(Dataset items)
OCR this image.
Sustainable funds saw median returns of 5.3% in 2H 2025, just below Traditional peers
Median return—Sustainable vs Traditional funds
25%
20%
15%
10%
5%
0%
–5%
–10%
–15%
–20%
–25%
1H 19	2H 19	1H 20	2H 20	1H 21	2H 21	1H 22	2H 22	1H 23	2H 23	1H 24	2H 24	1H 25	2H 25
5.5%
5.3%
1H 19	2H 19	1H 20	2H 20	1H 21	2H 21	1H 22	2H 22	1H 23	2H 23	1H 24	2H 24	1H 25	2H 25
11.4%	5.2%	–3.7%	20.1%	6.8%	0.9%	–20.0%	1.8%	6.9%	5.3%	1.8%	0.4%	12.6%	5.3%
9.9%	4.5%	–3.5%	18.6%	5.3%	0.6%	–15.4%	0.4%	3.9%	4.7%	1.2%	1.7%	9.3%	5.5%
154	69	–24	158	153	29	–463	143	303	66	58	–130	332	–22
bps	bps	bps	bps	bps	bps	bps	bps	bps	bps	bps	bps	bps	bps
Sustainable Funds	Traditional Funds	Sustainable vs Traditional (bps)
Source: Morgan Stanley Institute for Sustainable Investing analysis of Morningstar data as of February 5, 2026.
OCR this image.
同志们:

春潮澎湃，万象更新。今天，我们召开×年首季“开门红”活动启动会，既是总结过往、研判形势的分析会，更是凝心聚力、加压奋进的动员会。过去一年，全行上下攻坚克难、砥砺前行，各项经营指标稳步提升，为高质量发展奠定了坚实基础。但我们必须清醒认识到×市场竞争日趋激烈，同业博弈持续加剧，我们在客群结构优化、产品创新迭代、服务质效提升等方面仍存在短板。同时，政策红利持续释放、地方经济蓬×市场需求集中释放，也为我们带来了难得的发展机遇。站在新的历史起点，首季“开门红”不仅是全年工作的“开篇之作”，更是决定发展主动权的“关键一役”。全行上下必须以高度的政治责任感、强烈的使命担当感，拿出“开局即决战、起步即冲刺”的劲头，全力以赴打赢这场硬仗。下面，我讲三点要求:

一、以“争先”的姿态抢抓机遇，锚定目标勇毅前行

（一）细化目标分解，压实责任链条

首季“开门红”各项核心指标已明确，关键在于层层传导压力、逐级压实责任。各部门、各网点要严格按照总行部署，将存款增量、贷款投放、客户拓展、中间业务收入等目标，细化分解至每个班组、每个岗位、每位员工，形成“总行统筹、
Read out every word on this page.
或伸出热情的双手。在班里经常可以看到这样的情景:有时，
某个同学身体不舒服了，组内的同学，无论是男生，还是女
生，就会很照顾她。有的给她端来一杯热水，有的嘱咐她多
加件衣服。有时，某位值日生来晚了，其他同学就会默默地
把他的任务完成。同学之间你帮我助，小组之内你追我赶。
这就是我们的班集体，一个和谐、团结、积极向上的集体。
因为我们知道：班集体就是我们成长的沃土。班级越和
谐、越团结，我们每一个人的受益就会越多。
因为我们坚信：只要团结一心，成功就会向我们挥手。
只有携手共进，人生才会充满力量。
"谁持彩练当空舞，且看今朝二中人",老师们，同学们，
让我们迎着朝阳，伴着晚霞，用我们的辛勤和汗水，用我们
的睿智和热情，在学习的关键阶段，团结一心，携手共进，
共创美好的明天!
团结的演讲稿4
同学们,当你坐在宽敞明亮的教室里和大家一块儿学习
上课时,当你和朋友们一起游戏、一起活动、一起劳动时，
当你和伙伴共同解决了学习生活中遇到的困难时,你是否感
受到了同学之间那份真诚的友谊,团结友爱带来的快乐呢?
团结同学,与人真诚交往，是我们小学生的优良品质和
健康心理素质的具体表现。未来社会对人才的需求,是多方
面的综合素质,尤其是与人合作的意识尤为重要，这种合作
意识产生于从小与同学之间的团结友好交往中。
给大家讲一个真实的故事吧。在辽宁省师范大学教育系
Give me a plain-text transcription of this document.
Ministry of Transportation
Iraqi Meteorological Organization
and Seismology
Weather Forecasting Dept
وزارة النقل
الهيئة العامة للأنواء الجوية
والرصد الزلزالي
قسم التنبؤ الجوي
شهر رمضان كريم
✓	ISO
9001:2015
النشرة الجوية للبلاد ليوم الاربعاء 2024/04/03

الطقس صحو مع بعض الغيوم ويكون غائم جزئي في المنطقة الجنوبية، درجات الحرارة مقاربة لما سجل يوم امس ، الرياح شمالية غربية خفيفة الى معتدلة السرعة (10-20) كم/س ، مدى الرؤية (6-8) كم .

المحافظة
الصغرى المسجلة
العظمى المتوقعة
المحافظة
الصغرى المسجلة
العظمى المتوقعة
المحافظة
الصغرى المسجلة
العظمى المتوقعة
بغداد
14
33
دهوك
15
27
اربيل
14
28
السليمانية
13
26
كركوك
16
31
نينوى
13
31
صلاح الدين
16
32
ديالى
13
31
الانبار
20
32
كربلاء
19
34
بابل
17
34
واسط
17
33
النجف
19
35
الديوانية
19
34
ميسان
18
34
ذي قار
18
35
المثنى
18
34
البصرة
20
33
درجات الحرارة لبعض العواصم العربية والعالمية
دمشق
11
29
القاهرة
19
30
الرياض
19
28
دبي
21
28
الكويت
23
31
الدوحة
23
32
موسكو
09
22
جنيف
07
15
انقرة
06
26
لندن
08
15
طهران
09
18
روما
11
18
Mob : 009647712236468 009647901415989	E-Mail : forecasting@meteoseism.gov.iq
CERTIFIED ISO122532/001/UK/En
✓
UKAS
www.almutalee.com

§ **What to do**
Repeat the data exactly. Leave nothing out.

§ **Answer below**
OCR this image.
Sustainable funds saw median returns of 5.3% in 2H 2025, just below Traditional peers
Median return—Sustainable vs Traditional funds
25%
20%
15%
10%
5%
0%
–5%
–10%
–15%
–20%
–25%
1H 19	2H 19	1H 20	2H 20	1H 21	2H 21	1H 22	2H 22	1H 23	2H 23	1H 24	2H 24	1H 25	2H 25
5.5%
5.3%
1H 19	2H 19	1H 20	2H 20	1H 21	2H 21	1H 22	2H 22	1H 23	2H 23	1H 24	2H 24	1H 25	2H 25
11.4%	5.2%	–3.7%	20.1%	6.8%	0.9%	–20.0%	1.8%	6.9%	5.3%	1.8%	0.4%	12.6%	5.3%
9.9%	4.5%	–3.5%	18.6%	5.3%	0.6%	–15.4%	0.4%	3.9%	4.7%	1.2%	1.7%	9.3%	5.5%
154	69	–24	158	153	29	–463	143	303	66	58	–130	332	–22
bps	bps	bps	bps	bps	bps	bps	bps	bps	bps	bps	bps	bps	bps
Sustainable Funds	Traditional Funds	Sustainable vs Traditional (bps)
Source: Morgan Stanley Institute for Sustainable Investing analysis of Morningstar data as of February 5, 2026.
OCR this image.
同志们:

春潮澎湃，万象更新。今天，我们召开×年首季“开门红”活动启动会，既是总结过往、研判形势的分析会，更是凝心聚力、加压奋进的动员会。过去一年，全行上下攻坚克难、砥砺前行，各项经营指标稳步提升，为高质量发展奠定了坚实基础。但我们必须清醒认识到×市场竞争日趋激烈，同业博弈持续加剧，我们在客群结构优化、产品创新迭代、服务质效提升等方面仍存在短板。同时，政策红利持续释放、地方经济蓬×市场需求集中释放，也为我们带来了难得的发展机遇。站在新的历史起点，首季“开门红”不仅是全年工作的“开篇之作”，更是决定发展主动权的“关键一役”。全行上下必须以高度的政治责任感、强烈的使命担当感，拿出“开局即决战、起步即冲刺”的劲头，全力以赴打赢这场硬仗。下面，我讲三点要求:

一、以“争先”的姿态抢抓机遇，锚定目标勇毅前行

（一）细化目标分解，压实责任链条

首季“开门红”各项核心指标已明确，关键在于层层传导压力、逐级压实责任。各部门、各网点要严格按照总行部署，将存款增量、贷款投放、客户拓展、中间业务收入等目标，细化分解至每个班组、每个岗位、每位员工，形成“总行统筹、
Read out every word on this page.
或伸出热情的双手。在班里经常可以看到这样的情景:有时，
某个同学身体不舒服了，组内的同学，无论是男生，还是女
生，就会很照顾她。有的给她端来一杯热水，有的嘱咐她多
加件衣服。有时，某位值日生来晚了，其他同学就会默默地
把他的任务完成。同学之间你帮我助，小组之内你追我赶。
这就是我们的班集体，一个和谐、团结、积极向上的集体。
因为我们知道：班集体就是我们成长的沃土。班级越和
谐、越团结，我们每一个人的受益就会越多。
因为我们坚信：只要团结一心，成功就会向我们挥手。
只有携手共进，人生才会充满力量。
"谁持彩练当空舞，且看今朝二中人",老师们，同学们，
让我们迎着朝阳，伴着晚霞，用我们的辛勤和汗水，用我们
的睿智和热情，在学习的关键阶段，团结一心，携手共进，
共创美好的明天!
团结的演讲稿4
同学们,当你坐在宽敞明亮的教室里和大家一块儿学习
上课时,当你和朋友们一起游戏、一起活动、一起劳动时，
当你和伙伴共同解决了学习生活中遇到的困难时,你是否感
受到了同学之间那份真诚的友谊,团结友爱带来的快乐呢?
团结同学,与人真诚交往，是我们小学生的优良品质和
健康心理素质的具体表现。未来社会对人才的需求,是多方
面的综合素质,尤其是与人合作的意识尤为重要，这种合作
意识产生于从小与同学之间的团结友好交往中。
给大家讲一个真实的故事吧。在辽宁省师范大学教育系
Give me a plain-text transcription of this document.
Ministry of Transportation
Iraqi Meteorological Organization
and Seismology
Weather Forecasting Dept
وزارة النقل
الهيئة العامة للأنواء الجوية
والرصد الزلزالي
قسم التنبؤ الجوي
شهر رمضان كريم
✓	ISO
9001:2015
النشرة الجوية للبلاد ليوم الاربعاء 2024/04/03

الطقس صحو مع بعض الغيوم ويكون غائم جزئي في المنطقة الجنوبية، درجات الحرارة مقاربة لما سجل يوم امس ، الرياح شمالية غربية خفيفة الى معتدلة السرعة (10-20) كم/س ، مدى الرؤية (6-8) كم .

المحافظة
الصغرى المسجلة
العظمى المتوقعة
المحافظة
الصغرى المسجلة
العظمى المتوقعة
المحافظة
الصغرى المسجلة
العظمى المتوقعة
بغداد
14
33
دهوك
15
27
اربيل
14
28
السليمانية
13
26
كركوك
16
31
نينوى
13
31
صلاح الدين
16
32
ديالى
13
31
الانبار
20
32
كربلاء
19
34
بابل
17
34
واسط
17
33
النجف
19
35
الديوانية
19
34
ميسان
18
34
ذي قار
18
35
المثنى
18
34
البصرة
20
33
درجات الحرارة لبعض العواصم العربية والعالمية
دمشق
11
29
القاهرة
19
30
الرياض
19
28
دبي
21
28
الكويت
23
31
الدوحة
23
32
موسكو
09
22
جنيف
07
15
انقرة
06
26
لندن
08
15
طهران
09
18
روما
11
18
Mob : 009647712236468 009647901415989	E-Mail : forecasting@meteoseism.gov.iq
CERTIFIED ISO122532/001/UK/En
✓
UKAS
www.almutalee.com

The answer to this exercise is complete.